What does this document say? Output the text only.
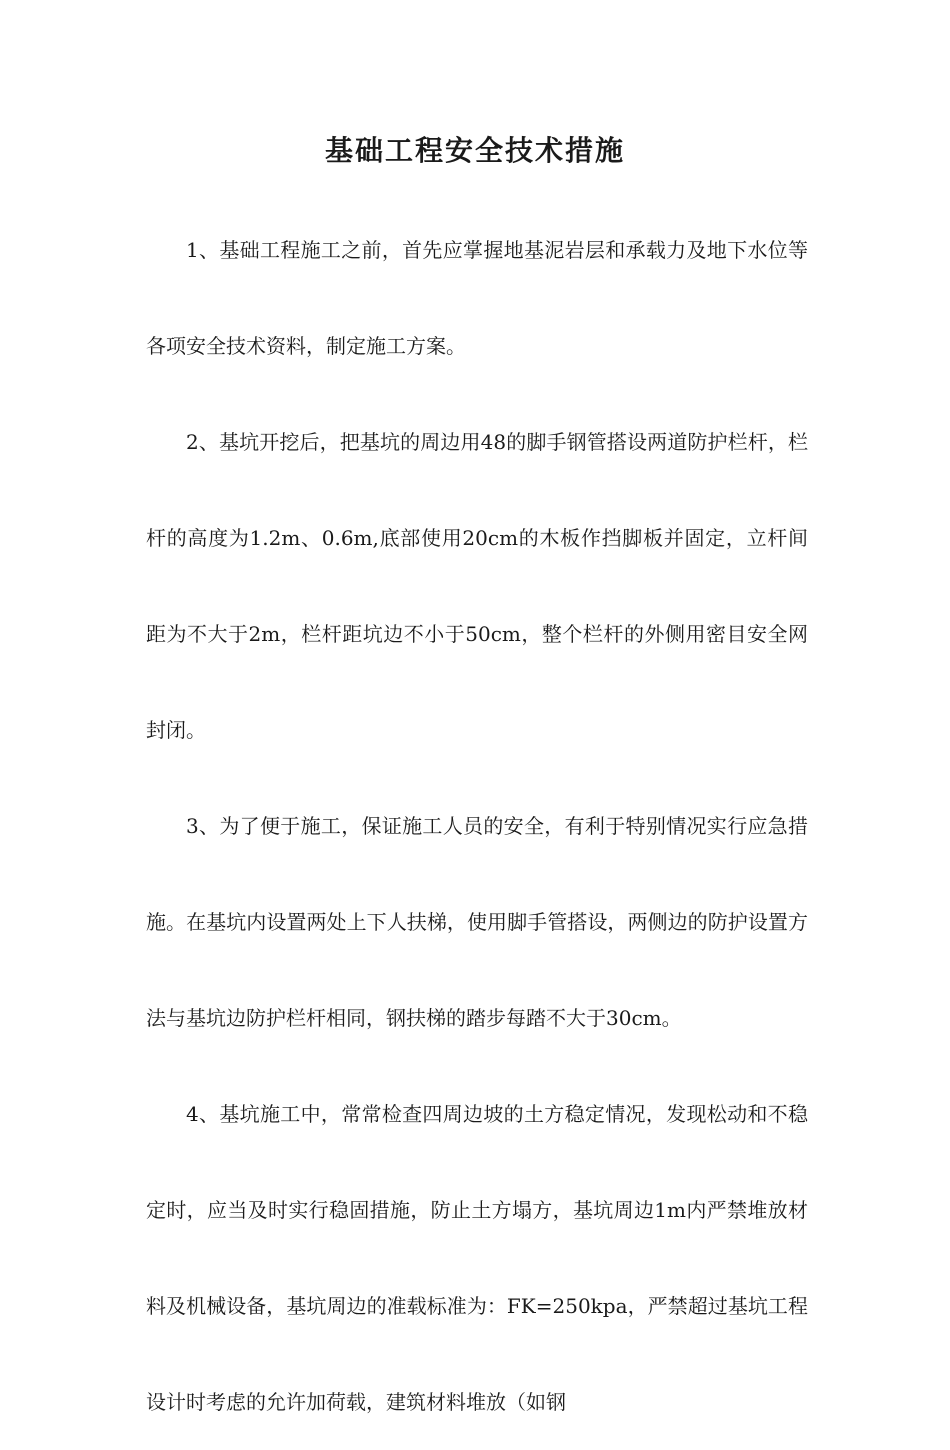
基础工程安全技术措施

1、基础工程施工之前，首先应掌握地基泥岩层和承载力及地下水位等各项安全技术资料，制定施工方案。

2、基坑开挖后，把基坑的周边用48的脚手钢管搭设两道防护栏杆，栏杆的高度为1.2m、0.6m,底部使用20cm的木板作挡脚板并固定，立杆间距为不大于2m，栏杆距坑边不小于50cm，整个栏杆的外侧用密目安全网封闭。

3、为了便于施工，保证施工人员的安全，有利于特别情况实行应急措施。在基坑内设置两处上下人扶梯，使用脚手管搭设，两侧边的防护设置方法与基坑边防护栏杆相同，钢扶梯的踏步每踏不大于30cm。

4、基坑施工中，常常检查四周边坡的土方稳定情况，发现松动和不稳定时，应当及时实行稳固措施，防止土方塌方，基坑周边1m内严禁堆放材料及机械设备，基坑周边的准载标准为：FK=250kpa，严禁超过基坑工程设计时考虑的允许加荷载，建筑材料堆放（如钢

----

### [SET TASK]
Write out the entries above verbatim; the pictures do not belong in your copy.

### [FINAL ANSWER]
What does this document say? Output the text only.
基础工程安全技术措施

1、基础工程施工之前，首先应掌握地基泥岩层和承载力及地下水位等各项安全技术资料，制定施工方案。

2、基坑开挖后，把基坑的周边用48的脚手钢管搭设两道防护栏杆，栏杆的高度为1.2m、0.6m,底部使用20cm的木板作挡脚板并固定，立杆间距为不大于2m，栏杆距坑边不小于50cm，整个栏杆的外侧用密目安全网封闭。

3、为了便于施工，保证施工人员的安全，有利于特别情况实行应急措施。在基坑内设置两处上下人扶梯，使用脚手管搭设，两侧边的防护设置方法与基坑边防护栏杆相同，钢扶梯的踏步每踏不大于30cm。

4、基坑施工中，常常检查四周边坡的土方稳定情况，发现松动和不稳定时，应当及时实行稳固措施，防止土方塌方，基坑周边1m内严禁堆放材料及机械设备，基坑周边的准载标准为：FK=250kpa，严禁超过基坑工程设计时考虑的允许加荷载，建筑材料堆放（如钢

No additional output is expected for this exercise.